▶ _Kurze Aufgabe A_: Prüfe bitte, ob diese Aussagen zum Auszug passen, und beantworte jede mit Ja oder Nein samt den entscheidenden Worten als wörtlichem Zitat: (i) Meyerhoff trägt in der Szene eine speckige Lederjacke. (ii) Die Premiere war ursprünglich für November 2020 geplant. (iii) Meyerhoff spricht den letzten Monolog laut und aufgeregt.
▶ _Kurze Aufgabe B_: Welches Geschäft hatte Vernon Subutex laut dem Auszug besessen, bevor er auf der Straße landete?

▶ _Auszug_:
########################################

# taz.de -- „Vernon Subutex“ an der Schaubühne: Eine sonore Plaudertasche
       
       > Eine Revue der linksliberalen Pariser Bohéme zeichnet Virginie Despentes’
       > „Vernon Subutex“. Nun wird das Stück an der Berliner Schaubühne
       > nacherzählt.
       
 (IMG) Bild: „Das Leben des Vernon Subutex“, mit Stephanie Eidt, Joachim Meyerhoff und Julia Schubert
       
       Kurz vor Mitternacht ist Vernon Subutex ganz unten angekommen. Joachim
       Meyerhoff kniet in speckiger Lederjacke und mit verfilztem Haar auf einem
       Stück Pappe. Unbequem sieht das aus, nach Betteln, das Arbeit macht.
       
       Er hat hohes Fieber und fantasiert, wie auf den letzten Seiten des ersten
       Bandes von Virginie Despentes Romantrilogie „Das Leben des Vernon Subutex“:
       „Ich bin die Nutte (…), ich bin die Krankenschwester (…), ich bin der
       Langzeitarbeitslose (…), ich bin der Baum (…)“, so löst sich das Ego des
       auf der Straße gelandeten Ex-Plattenladenbesitzers in der Pariser
       Regennacht langsam auf.
       
       Meyerhoff, der in den letzten Jahren auch [1][als Bestsellerautor seiner
       Lebensgeschichte von sich reden machte], spricht diesen letzten Monolog
       konzentriert, fast monoton in die Stille. Eine Übung in Demut. Auch für das
       Publikum, das nun nach langer Lockdown-Pause doch noch Thomas Ostermeiers
       ursprünglich für November 2020 geplante Premiere zu sehen bekommt.

########################################

▶ _Bereitgestellte Zeilen_:
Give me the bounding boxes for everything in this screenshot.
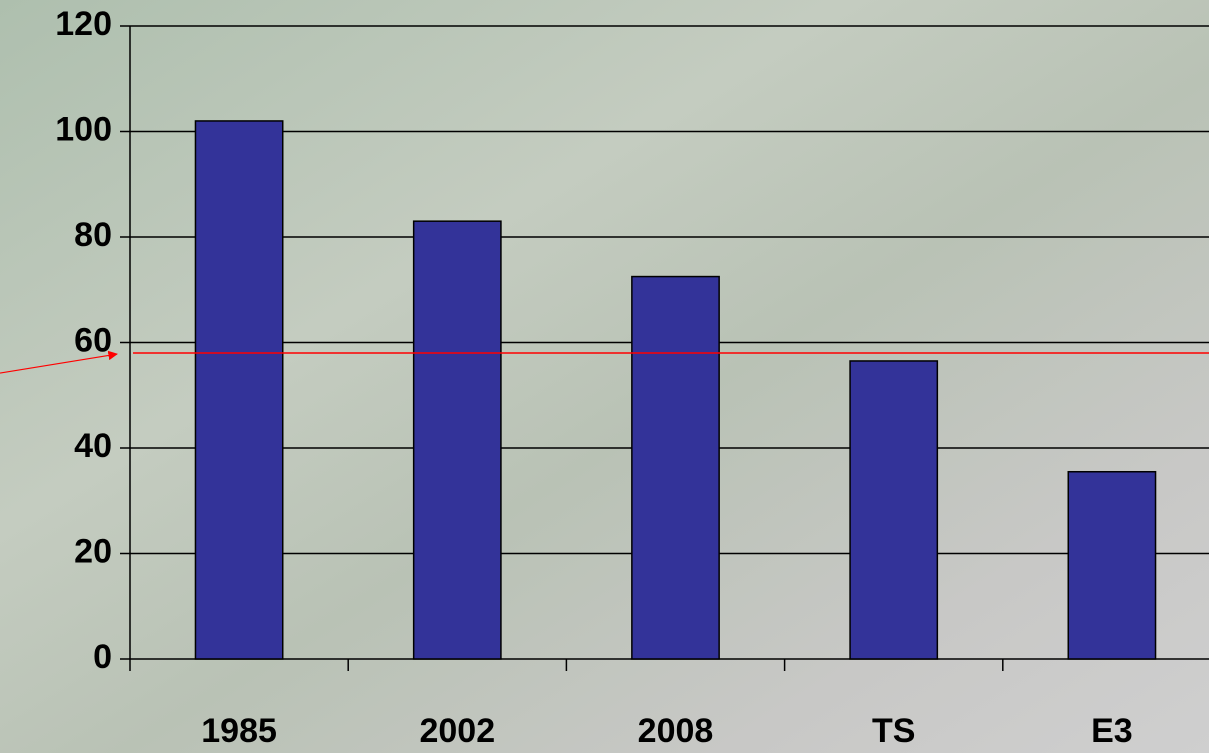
y-tick-label: 0 [93,638,112,676]
bar [412,220,502,660]
x-tick-label: 2002 [419,712,495,750]
bar [849,360,939,660]
y-tick-label: 20 [74,532,112,570]
y-tick-label: 60 [74,321,112,359]
x-tick-label: 2008 [638,712,714,750]
y-tick-label: 100 [55,110,112,148]
bar [631,275,720,660]
bar [194,120,284,660]
x-tick-label: 1985 [201,712,277,750]
arrow [0,350,118,374]
bar [1067,470,1157,660]
y-tick-label: 40 [74,427,112,465]
y-tick-label: 80 [74,216,112,254]
x-tick-label: E3 [1091,712,1133,750]
y-tick-label: 120 [55,5,112,43]
x-tick-label: TS [872,712,915,750]
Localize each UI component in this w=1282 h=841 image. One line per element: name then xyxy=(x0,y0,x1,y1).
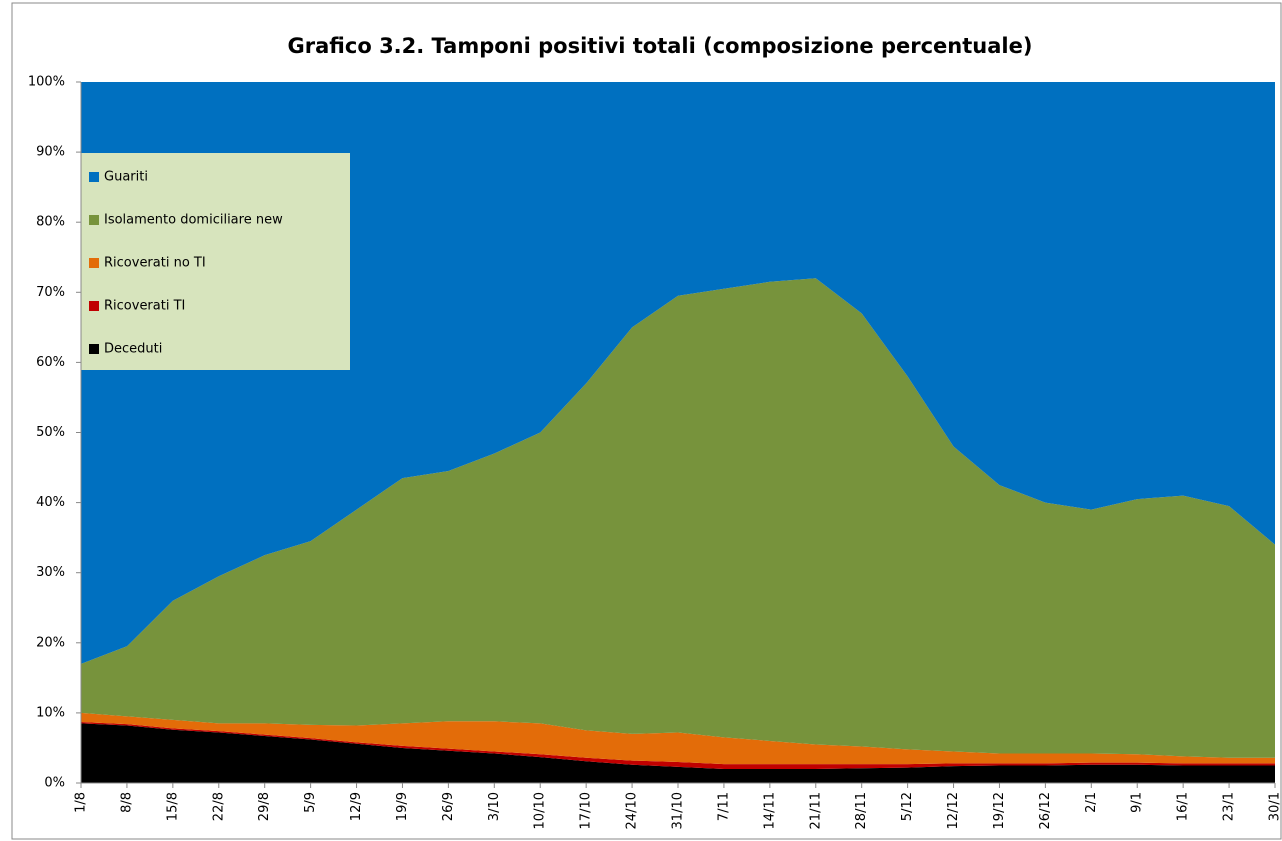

########################################

▶ _Vollständige Antwort A_:
(i) Ja: „Joachim Meyerhoff kniet in speckiger Lederjacke und mit verfilztem Haar auf einem Stück Pappe.“
(ii) Ja: „ursprünglich für November 2020 geplante Premiere“
(iii) Nein: „spricht diesen letzten Monolog konzentriert, fast monoton in die Stille“

▶ _Vollständige Antwort B_: Einen Plattenladen.